> [Exercise]: Write out all of the entries exactly, please.

------ Dataset records ------

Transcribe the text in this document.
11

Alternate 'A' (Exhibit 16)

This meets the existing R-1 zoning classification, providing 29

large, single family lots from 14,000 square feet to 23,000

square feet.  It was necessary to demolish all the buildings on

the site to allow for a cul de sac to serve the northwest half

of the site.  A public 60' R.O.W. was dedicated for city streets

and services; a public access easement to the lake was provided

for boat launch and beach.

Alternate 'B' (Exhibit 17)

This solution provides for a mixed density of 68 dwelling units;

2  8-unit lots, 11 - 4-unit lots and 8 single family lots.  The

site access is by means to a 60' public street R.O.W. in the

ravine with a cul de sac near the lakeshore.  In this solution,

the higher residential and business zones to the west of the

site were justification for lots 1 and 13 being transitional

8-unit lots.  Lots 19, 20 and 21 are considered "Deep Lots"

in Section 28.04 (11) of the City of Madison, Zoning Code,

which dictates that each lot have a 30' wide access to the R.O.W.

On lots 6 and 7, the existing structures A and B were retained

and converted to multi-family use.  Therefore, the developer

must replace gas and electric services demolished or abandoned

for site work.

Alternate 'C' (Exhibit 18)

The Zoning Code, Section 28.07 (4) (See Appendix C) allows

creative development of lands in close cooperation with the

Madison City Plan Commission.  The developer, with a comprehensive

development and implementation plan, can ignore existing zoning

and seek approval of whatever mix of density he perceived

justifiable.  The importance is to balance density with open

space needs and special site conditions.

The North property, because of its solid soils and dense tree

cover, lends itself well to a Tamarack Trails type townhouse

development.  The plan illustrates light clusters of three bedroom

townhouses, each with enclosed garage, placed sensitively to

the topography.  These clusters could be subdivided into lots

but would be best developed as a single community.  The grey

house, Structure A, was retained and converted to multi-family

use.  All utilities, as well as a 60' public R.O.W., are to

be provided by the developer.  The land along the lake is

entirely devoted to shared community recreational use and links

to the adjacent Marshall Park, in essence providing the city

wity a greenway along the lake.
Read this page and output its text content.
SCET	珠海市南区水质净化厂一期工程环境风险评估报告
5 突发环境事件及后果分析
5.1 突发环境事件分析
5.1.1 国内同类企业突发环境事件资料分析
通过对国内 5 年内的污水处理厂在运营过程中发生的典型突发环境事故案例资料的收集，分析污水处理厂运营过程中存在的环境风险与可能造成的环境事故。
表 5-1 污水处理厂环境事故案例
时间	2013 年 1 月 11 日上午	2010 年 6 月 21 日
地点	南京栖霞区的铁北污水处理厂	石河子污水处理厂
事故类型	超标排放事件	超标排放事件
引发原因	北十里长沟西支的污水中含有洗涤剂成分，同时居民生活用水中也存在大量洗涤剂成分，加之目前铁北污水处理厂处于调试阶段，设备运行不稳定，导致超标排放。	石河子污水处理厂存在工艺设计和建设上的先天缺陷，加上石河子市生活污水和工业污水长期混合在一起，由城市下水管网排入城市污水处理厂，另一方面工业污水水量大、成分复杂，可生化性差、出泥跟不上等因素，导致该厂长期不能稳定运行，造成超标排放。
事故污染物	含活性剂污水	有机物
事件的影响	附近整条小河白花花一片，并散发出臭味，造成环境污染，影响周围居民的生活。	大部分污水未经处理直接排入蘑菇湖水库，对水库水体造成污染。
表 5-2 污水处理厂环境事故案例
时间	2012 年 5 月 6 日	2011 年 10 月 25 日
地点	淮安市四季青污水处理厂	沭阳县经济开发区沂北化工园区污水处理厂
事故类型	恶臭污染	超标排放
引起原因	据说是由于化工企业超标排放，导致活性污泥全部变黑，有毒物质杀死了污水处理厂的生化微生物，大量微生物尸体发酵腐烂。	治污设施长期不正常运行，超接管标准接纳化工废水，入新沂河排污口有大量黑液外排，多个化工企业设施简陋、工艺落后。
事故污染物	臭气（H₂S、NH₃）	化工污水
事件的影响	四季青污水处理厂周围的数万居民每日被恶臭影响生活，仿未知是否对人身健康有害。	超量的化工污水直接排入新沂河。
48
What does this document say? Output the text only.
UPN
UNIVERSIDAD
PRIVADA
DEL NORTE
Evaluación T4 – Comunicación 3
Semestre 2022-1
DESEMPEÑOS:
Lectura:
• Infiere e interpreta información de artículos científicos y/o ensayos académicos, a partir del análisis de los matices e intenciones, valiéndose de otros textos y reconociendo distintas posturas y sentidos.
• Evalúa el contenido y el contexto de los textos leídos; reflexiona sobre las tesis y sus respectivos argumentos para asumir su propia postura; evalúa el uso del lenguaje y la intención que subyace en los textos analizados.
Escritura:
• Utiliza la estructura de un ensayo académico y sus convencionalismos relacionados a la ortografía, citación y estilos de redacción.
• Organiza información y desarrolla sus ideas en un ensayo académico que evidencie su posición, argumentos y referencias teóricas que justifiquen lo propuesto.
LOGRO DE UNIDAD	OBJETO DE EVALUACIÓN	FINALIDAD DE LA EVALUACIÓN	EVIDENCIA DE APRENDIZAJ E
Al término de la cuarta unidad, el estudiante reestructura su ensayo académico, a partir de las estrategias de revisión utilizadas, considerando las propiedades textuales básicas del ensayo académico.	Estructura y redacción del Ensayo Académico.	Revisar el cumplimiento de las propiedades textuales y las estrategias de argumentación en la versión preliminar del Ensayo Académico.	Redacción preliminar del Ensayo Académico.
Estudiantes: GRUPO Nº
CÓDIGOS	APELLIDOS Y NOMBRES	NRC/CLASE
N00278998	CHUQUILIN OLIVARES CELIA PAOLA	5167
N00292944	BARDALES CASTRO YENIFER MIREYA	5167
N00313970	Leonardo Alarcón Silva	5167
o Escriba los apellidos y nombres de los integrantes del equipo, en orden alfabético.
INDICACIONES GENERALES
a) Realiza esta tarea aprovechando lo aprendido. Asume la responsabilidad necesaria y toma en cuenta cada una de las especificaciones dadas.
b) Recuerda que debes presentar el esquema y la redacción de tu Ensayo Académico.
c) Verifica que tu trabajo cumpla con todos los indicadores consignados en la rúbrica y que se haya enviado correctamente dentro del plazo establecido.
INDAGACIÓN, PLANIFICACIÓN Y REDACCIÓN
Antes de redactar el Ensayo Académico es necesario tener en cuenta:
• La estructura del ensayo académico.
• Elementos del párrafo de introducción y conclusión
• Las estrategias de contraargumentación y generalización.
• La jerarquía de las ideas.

------

> [Expected answer]:
Transcribe the text in this document.
11

Alternate 'A' (Exhibit 16)

This meets the existing R-1 zoning classification, providing 29

large, single family lots from 14,000 square feet to 23,000

square feet.  It was necessary to demolish all the buildings on

the site to allow for a cul de sac to serve the northwest half

of the site.  A public 60' R.O.W. was dedicated for city streets

and services; a public access easement to the lake was provided

for boat launch and beach.

Alternate 'B' (Exhibit 17)

This solution provides for a mixed density of 68 dwelling units;

2  8-unit lots, 11 - 4-unit lots and 8 single family lots.  The

site access is by means to a 60' public street R.O.W. in the

ravine with a cul de sac near the lakeshore.  In this solution,

the higher residential and business zones to the west of the

site were justification for lots 1 and 13 being transitional

8-unit lots.  Lots 19, 20 and 21 are considered "Deep Lots"

in Section 28.04 (11) of the City of Madison, Zoning Code,

which dictates that each lot have a 30' wide access to the R.O.W.

On lots 6 and 7, the existing structures A and B were retained

and converted to multi-family use.  Therefore, the developer

must replace gas and electric services demolished or abandoned

for site work.

Alternate 'C' (Exhibit 18)

The Zoning Code, Section 28.07 (4) (See Appendix C) allows

creative development of lands in close cooperation with the

Madison City Plan Commission.  The developer, with a comprehensive

development and implementation plan, can ignore existing zoning

and seek approval of whatever mix of density he perceived

justifiable.  The importance is to balance density with open

space needs and special site conditions.

The North property, because of its solid soils and dense tree

cover, lends itself well to a Tamarack Trails type townhouse

development.  The plan illustrates light clusters of three bedroom

townhouses, each with enclosed garage, placed sensitively to

the topography.  These clusters could be subdivided into lots

but would be best developed as a single community.  The grey

house, Structure A, was retained and converted to multi-family

use.  All utilities, as well as a 60' public R.O.W., are to

be provided by the developer.  The land along the lake is

entirely devoted to shared community recreational use and links

to the adjacent Marshall Park, in essence providing the city

wity a greenway along the lake.
Read this page and output its text content.
SCET	珠海市南区水质净化厂一期工程环境风险评估报告
5 突发环境事件及后果分析
5.1 突发环境事件分析
5.1.1 国内同类企业突发环境事件资料分析
通过对国内 5 年内的污水处理厂在运营过程中发生的典型突发环境事故案例资料的收集，分析污水处理厂运营过程中存在的环境风险与可能造成的环境事故。
表 5-1 污水处理厂环境事故案例
时间	2013 年 1 月 11 日上午	2010 年 6 月 21 日
地点	南京栖霞区的铁北污水处理厂	石河子污水处理厂
事故类型	超标排放事件	超标排放事件
引发原因	北十里长沟西支的污水中含有洗涤剂成分，同时居民生活用水中也存在大量洗涤剂成分，加之目前铁北污水处理厂处于调试阶段，设备运行不稳定，导致超标排放。	石河子污水处理厂存在工艺设计和建设上的先天缺陷，加上石河子市生活污水和工业污水长期混合在一起，由城市下水管网排入城市污水处理厂，另一方面工业污水水量大、成分复杂，可生化性差、出泥跟不上等因素，导致该厂长期不能稳定运行，造成超标排放。
事故污染物	含活性剂污水	有机物
事件的影响	附近整条小河白花花一片，并散发出臭味，造成环境污染，影响周围居民的生活。	大部分污水未经处理直接排入蘑菇湖水库，对水库水体造成污染。
表 5-2 污水处理厂环境事故案例
时间	2012 年 5 月 6 日	2011 年 10 月 25 日
地点	淮安市四季青污水处理厂	沭阳县经济开发区沂北化工园区污水处理厂
事故类型	恶臭污染	超标排放
引起原因	据说是由于化工企业超标排放，导致活性污泥全部变黑，有毒物质杀死了污水处理厂的生化微生物，大量微生物尸体发酵腐烂。	治污设施长期不正常运行，超接管标准接纳化工废水，入新沂河排污口有大量黑液外排，多个化工企业设施简陋、工艺落后。
事故污染物	臭气（H₂S、NH₃）	化工污水
事件的影响	四季青污水处理厂周围的数万居民每日被恶臭影响生活，仿未知是否对人身健康有害。	超量的化工污水直接排入新沂河。
48
What does this document say? Output the text only.
UPN
UNIVERSIDAD
PRIVADA
DEL NORTE
Evaluación T4 – Comunicación 3
Semestre 2022-1
DESEMPEÑOS:
Lectura:
• Infiere e interpreta información de artículos científicos y/o ensayos académicos, a partir del análisis de los matices e intenciones, valiéndose de otros textos y reconociendo distintas posturas y sentidos.
• Evalúa el contenido y el contexto de los textos leídos; reflexiona sobre las tesis y sus respectivos argumentos para asumir su propia postura; evalúa el uso del lenguaje y la intención que subyace en los textos analizados.
Escritura:
• Utiliza la estructura de un ensayo académico y sus convencionalismos relacionados a la ortografía, citación y estilos de redacción.
• Organiza información y desarrolla sus ideas en un ensayo académico que evidencie su posición, argumentos y referencias teóricas que justifiquen lo propuesto.
LOGRO DE UNIDAD	OBJETO DE EVALUACIÓN	FINALIDAD DE LA EVALUACIÓN	EVIDENCIA DE APRENDIZAJ E
Al término de la cuarta unidad, el estudiante reestructura su ensayo académico, a partir de las estrategias de revisión utilizadas, considerando las propiedades textuales básicas del ensayo académico.	Estructura y redacción del Ensayo Académico.	Revisar el cumplimiento de las propiedades textuales y las estrategias de argumentación en la versión preliminar del Ensayo Académico.	Redacción preliminar del Ensayo Académico.
Estudiantes: GRUPO Nº
CÓDIGOS	APELLIDOS Y NOMBRES	NRC/CLASE
N00278998	CHUQUILIN OLIVARES CELIA PAOLA	5167
N00292944	BARDALES CASTRO YENIFER MIREYA	5167
N00313970	Leonardo Alarcón Silva	5167
o Escriba los apellidos y nombres de los integrantes del equipo, en orden alfabético.
INDICACIONES GENERALES
a) Realiza esta tarea aprovechando lo aprendido. Asume la responsabilidad necesaria y toma en cuenta cada una de las especificaciones dadas.
b) Recuerda que debes presentar el esquema y la redacción de tu Ensayo Académico.
c) Verifica que tu trabajo cumpla con todos los indicadores consignados en la rúbrica y que se haya enviado correctamente dentro del plazo establecido.
INDAGACIÓN, PLANIFICACIÓN Y REDACCIÓN
Antes de redactar el Ensayo Académico es necesario tener en cuenta:
• La estructura del ensayo académico.
• Elementos del párrafo de introducción y conclusión
• Las estrategias de contraargumentación y generalización.
• La jerarquía de las ideas.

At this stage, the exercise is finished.